* TASK DESCRIPTION: Every line below should be repeated exactly.

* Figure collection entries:
[start]

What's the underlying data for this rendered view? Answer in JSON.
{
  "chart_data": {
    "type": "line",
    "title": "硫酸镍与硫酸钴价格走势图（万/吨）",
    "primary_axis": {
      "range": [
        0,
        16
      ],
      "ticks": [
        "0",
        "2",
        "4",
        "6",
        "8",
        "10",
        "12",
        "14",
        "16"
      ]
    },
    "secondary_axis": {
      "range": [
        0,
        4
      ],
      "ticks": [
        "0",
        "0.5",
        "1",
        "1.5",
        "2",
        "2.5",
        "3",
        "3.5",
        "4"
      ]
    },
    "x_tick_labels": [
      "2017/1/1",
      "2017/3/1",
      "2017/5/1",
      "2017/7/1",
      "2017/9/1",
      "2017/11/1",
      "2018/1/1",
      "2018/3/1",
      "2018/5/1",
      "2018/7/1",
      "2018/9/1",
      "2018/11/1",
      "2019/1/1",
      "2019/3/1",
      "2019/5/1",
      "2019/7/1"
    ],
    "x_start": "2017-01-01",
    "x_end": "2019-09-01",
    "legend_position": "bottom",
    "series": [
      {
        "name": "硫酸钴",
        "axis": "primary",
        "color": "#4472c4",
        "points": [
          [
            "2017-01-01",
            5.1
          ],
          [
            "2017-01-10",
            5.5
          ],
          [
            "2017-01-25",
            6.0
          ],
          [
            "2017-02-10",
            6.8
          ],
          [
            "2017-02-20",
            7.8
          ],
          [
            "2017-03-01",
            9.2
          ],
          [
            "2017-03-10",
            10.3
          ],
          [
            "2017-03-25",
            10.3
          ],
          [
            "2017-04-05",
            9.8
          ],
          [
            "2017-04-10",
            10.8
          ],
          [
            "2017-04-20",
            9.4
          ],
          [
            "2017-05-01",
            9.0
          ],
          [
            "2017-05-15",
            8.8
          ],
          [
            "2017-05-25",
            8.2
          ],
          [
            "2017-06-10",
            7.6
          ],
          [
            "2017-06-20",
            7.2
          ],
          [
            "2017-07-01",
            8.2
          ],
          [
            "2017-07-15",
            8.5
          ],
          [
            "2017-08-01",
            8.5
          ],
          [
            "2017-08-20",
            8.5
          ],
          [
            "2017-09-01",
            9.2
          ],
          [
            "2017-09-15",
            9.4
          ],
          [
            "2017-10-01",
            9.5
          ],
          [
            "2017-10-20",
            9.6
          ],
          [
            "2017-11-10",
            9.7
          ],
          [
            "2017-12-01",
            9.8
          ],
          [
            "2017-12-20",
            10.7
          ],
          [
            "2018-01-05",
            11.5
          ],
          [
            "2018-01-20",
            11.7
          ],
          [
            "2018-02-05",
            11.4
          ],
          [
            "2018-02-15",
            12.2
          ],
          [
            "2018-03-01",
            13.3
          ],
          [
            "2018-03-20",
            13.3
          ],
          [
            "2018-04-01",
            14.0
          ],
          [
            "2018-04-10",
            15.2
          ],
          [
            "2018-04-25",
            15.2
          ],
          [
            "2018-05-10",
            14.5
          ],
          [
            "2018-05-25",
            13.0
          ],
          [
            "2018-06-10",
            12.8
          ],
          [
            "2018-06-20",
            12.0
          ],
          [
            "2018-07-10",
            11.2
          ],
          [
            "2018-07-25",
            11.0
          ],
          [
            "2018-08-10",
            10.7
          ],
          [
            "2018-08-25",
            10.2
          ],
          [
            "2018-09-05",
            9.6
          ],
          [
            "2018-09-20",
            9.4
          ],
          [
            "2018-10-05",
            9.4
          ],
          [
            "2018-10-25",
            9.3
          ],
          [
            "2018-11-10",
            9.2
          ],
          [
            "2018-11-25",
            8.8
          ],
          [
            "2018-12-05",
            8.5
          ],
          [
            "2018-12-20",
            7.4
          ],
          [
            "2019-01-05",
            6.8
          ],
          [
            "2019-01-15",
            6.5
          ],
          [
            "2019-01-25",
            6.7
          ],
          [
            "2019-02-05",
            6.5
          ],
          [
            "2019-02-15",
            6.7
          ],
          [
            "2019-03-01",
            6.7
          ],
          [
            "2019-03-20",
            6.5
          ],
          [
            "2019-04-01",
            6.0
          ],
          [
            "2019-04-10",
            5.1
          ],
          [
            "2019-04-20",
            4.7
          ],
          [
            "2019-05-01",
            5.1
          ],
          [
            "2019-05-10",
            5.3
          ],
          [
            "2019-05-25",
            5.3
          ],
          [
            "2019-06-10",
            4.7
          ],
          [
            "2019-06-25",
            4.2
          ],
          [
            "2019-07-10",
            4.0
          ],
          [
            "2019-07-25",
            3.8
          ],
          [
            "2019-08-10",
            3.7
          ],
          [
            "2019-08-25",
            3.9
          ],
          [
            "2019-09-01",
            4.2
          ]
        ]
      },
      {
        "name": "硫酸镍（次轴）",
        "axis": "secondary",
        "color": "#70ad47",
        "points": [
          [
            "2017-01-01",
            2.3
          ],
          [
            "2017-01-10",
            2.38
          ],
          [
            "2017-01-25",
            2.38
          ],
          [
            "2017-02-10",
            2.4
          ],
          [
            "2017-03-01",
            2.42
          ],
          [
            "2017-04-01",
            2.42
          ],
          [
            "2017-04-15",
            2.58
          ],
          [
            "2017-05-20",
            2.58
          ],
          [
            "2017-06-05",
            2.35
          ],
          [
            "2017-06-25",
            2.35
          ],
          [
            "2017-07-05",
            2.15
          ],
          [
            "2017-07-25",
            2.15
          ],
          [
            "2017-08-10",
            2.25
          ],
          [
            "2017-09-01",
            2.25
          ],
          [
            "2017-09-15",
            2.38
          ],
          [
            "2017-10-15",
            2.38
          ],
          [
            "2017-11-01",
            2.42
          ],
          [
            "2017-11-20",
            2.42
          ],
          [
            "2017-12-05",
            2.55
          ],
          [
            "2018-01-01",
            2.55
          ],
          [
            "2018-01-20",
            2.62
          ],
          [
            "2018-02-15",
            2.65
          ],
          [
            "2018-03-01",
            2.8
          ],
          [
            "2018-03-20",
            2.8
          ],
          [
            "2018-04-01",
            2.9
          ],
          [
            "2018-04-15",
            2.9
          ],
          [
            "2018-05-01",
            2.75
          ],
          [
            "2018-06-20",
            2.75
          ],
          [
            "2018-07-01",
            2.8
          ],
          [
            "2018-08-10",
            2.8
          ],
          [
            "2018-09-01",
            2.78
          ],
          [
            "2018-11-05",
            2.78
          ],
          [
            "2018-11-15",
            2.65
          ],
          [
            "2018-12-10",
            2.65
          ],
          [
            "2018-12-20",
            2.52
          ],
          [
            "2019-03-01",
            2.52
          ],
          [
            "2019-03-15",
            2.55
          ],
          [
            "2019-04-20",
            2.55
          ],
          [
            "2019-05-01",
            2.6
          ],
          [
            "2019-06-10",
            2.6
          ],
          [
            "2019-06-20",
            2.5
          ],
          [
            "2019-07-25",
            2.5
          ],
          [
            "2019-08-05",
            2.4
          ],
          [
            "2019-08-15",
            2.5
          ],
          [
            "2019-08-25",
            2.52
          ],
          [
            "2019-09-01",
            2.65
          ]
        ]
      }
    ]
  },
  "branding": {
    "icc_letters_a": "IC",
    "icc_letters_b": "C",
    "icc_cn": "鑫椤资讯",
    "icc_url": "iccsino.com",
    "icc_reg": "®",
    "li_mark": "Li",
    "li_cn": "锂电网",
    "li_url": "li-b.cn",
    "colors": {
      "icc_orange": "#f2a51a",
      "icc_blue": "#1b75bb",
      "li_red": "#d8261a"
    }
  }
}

[end]

* SOLUTION BELOW:
What's the underlying data for this rendered view? Answer in JSON.
{
  "chart_data": {
    "type": "line",
    "title": "硫酸镍与硫酸钴价格走势图（万/吨）",
    "primary_axis": {
      "range": [
        0,
        16
      ],
      "ticks": [
        "0",
        "2",
        "4",
        "6",
        "8",
        "10",
        "12",
        "14",
        "16"
      ]
    },
    "secondary_axis": {
      "range": [
        0,
        4
      ],
      "ticks": [
        "0",
        "0.5",
        "1",
        "1.5",
        "2",
        "2.5",
        "3",
        "3.5",
        "4"
      ]
    },
    "x_tick_labels": [
      "2017/1/1",
      "2017/3/1",
      "2017/5/1",
      "2017/7/1",
      "2017/9/1",
      "2017/11/1",
      "2018/1/1",
      "2018/3/1",
      "2018/5/1",
      "2018/7/1",
      "2018/9/1",
      "2018/11/1",
      "2019/1/1",
      "2019/3/1",
      "2019/5/1",
      "2019/7/1"
    ],
    "x_start": "2017-01-01",
    "x_end": "2019-09-01",
    "legend_position": "bottom",
    "series": [
      {
        "name": "硫酸钴",
        "axis": "primary",
        "color": "#4472c4",
        "points": [
          [
            "2017-01-01",
            5.1
          ],
          [
            "2017-01-10",
            5.5
          ],
          [
            "2017-01-25",
            6.0
          ],
          [
            "2017-02-10",
            6.8
          ],
          [
            "2017-02-20",
            7.8
          ],
          [
            "2017-03-01",
            9.2
          ],
          [
            "2017-03-10",
            10.3
          ],
          [
            "2017-03-25",
            10.3
          ],
          [
            "2017-04-05",
            9.8
          ],
          [
            "2017-04-10",
            10.8
          ],
          [
            "2017-04-20",
            9.4
          ],
          [
            "2017-05-01",
            9.0
          ],
          [
            "2017-05-15",
            8.8
          ],
          [
            "2017-05-25",
            8.2
          ],
          [
            "2017-06-10",
            7.6
          ],
          [
            "2017-06-20",
            7.2
          ],
          [
            "2017-07-01",
            8.2
          ],
          [
            "2017-07-15",
            8.5
          ],
          [
            "2017-08-01",
            8.5
          ],
          [
            "2017-08-20",
            8.5
          ],
          [
            "2017-09-01",
            9.2
          ],
          [
            "2017-09-15",
            9.4
          ],
          [
            "2017-10-01",
            9.5
          ],
          [
            "2017-10-20",
            9.6
          ],
          [
            "2017-11-10",
            9.7
          ],
          [
            "2017-12-01",
            9.8
          ],
          [
            "2017-12-20",
            10.7
          ],
          [
            "2018-01-05",
            11.5
          ],
          [
            "2018-01-20",
            11.7
          ],
          [
            "2018-02-05",
            11.4
          ],
          [
            "2018-02-15",
            12.2
          ],
          [
            "2018-03-01",
            13.3
          ],
          [
            "2018-03-20",
            13.3
          ],
          [
            "2018-04-01",
            14.0
          ],
          [
            "2018-04-10",
            15.2
          ],
          [
            "2018-04-25",
            15.2
          ],
          [
            "2018-05-10",
            14.5
          ],
          [
            "2018-05-25",
            13.0
          ],
          [
            "2018-06-10",
            12.8
          ],
          [
            "2018-06-20",
            12.0
          ],
          [
            "2018-07-10",
            11.2
          ],
          [
            "2018-07-25",
            11.0
          ],
          [
            "2018-08-10",
            10.7
          ],
          [
            "2018-08-25",
            10.2
          ],
          [
            "2018-09-05",
            9.6
          ],
          [
            "2018-09-20",
            9.4
          ],
          [
            "2018-10-05",
            9.4
          ],
          [
            "2018-10-25",
            9.3
          ],
          [
            "2018-11-10",
            9.2
          ],
          [
            "2018-11-25",
            8.8
          ],
          [
            "2018-12-05",
            8.5
          ],
          [
            "2018-12-20",
            7.4
          ],
          [
            "2019-01-05",
            6.8
          ],
          [
            "2019-01-15",
            6.5
          ],
          [
            "2019-01-25",
            6.7
          ],
          [
            "2019-02-05",
            6.5
          ],
          [
            "2019-02-15",
            6.7
          ],
          [
            "2019-03-01",
            6.7
          ],
          [
            "2019-03-20",
            6.5
          ],
          [
            "2019-04-01",
            6.0
          ],
          [
            "2019-04-10",
            5.1
          ],
          [
            "2019-04-20",
            4.7
          ],
          [
            "2019-05-01",
            5.1
          ],
          [
            "2019-05-10",
            5.3
          ],
          [
            "2019-05-25",
            5.3
          ],
          [
            "2019-06-10",
            4.7
          ],
          [
            "2019-06-25",
            4.2
          ],
          [
            "2019-07-10",
            4.0
          ],
          [
            "2019-07-25",
            3.8
          ],
          [
            "2019-08-10",
            3.7
          ],
          [
            "2019-08-25",
            3.9
          ],
          [
            "2019-09-01",
            4.2
          ]
        ]
      },
      {
        "name": "硫酸镍（次轴）",
        "axis": "secondary",
        "color": "#70ad47",
        "points": [
          [
            "2017-01-01",
            2.3
          ],
          [
            "2017-01-10",
            2.38
          ],
          [
            "2017-01-25",
            2.38
          ],
          [
            "2017-02-10",
            2.4
          ],
          [
            "2017-03-01",
            2.42
          ],
          [
            "2017-04-01",
            2.42
          ],
          [
            "2017-04-15",
            2.58
          ],
          [
            "2017-05-20",
            2.58
          ],
          [
            "2017-06-05",
            2.35
          ],
          [
            "2017-06-25",
            2.35
          ],
          [
            "2017-07-05",
            2.15
          ],
          [
            "2017-07-25",
            2.15
          ],
          [
            "2017-08-10",
            2.25
          ],
          [
            "2017-09-01",
            2.25
          ],
          [
            "2017-09-15",
            2.38
          ],
          [
            "2017-10-15",
            2.38
          ],
          [
            "2017-11-01",
            2.42
          ],
          [
            "2017-11-20",
            2.42
          ],
          [
            "2017-12-05",
            2.55
          ],
          [
            "2018-01-01",
            2.55
          ],
          [
            "2018-01-20",
            2.62
          ],
          [
            "2018-02-15",
            2.65
          ],
          [
            "2018-03-01",
            2.8
          ],
          [
            "2018-03-20",
            2.8
          ],
          [
            "2018-04-01",
            2.9
          ],
          [
            "2018-04-15",
            2.9
          ],
          [
            "2018-05-01",
            2.75
          ],
          [
            "2018-06-20",
            2.75
          ],
          [
            "2018-07-01",
            2.8
          ],
          [
            "2018-08-10",
            2.8
          ],
          [
            "2018-09-01",
            2.78
          ],
          [
            "2018-11-05",
            2.78
          ],
          [
            "2018-11-15",
            2.65
          ],
          [
            "2018-12-10",
            2.65
          ],
          [
            "2018-12-20",
            2.52
          ],
          [
            "2019-03-01",
            2.52
          ],
          [
            "2019-03-15",
            2.55
          ],
          [
            "2019-04-20",
            2.55
          ],
          [
            "2019-05-01",
            2.6
          ],
          [
            "2019-06-10",
            2.6
          ],
          [
            "2019-06-20",
            2.5
          ],
          [
            "2019-07-25",
            2.5
          ],
          [
            "2019-08-05",
            2.4
          ],
          [
            "2019-08-15",
            2.5
          ],
          [
            "2019-08-25",
            2.52
          ],
          [
            "2019-09-01",
            2.65
          ]
        ]
      }
    ]
  },
  "branding": {
    "icc_letters_a": "IC",
    "icc_letters_b": "C",
    "icc_cn": "鑫椤资讯",
    "icc_url": "iccsino.com",
    "icc_reg": "®",
    "li_mark": "Li",
    "li_cn": "锂电网",
    "li_url": "li-b.cn",
    "colors": {
      "icc_orange": "#f2a51a",
      "icc_blue": "#1b75bb",
      "li_red": "#d8261a"
    }
  }
}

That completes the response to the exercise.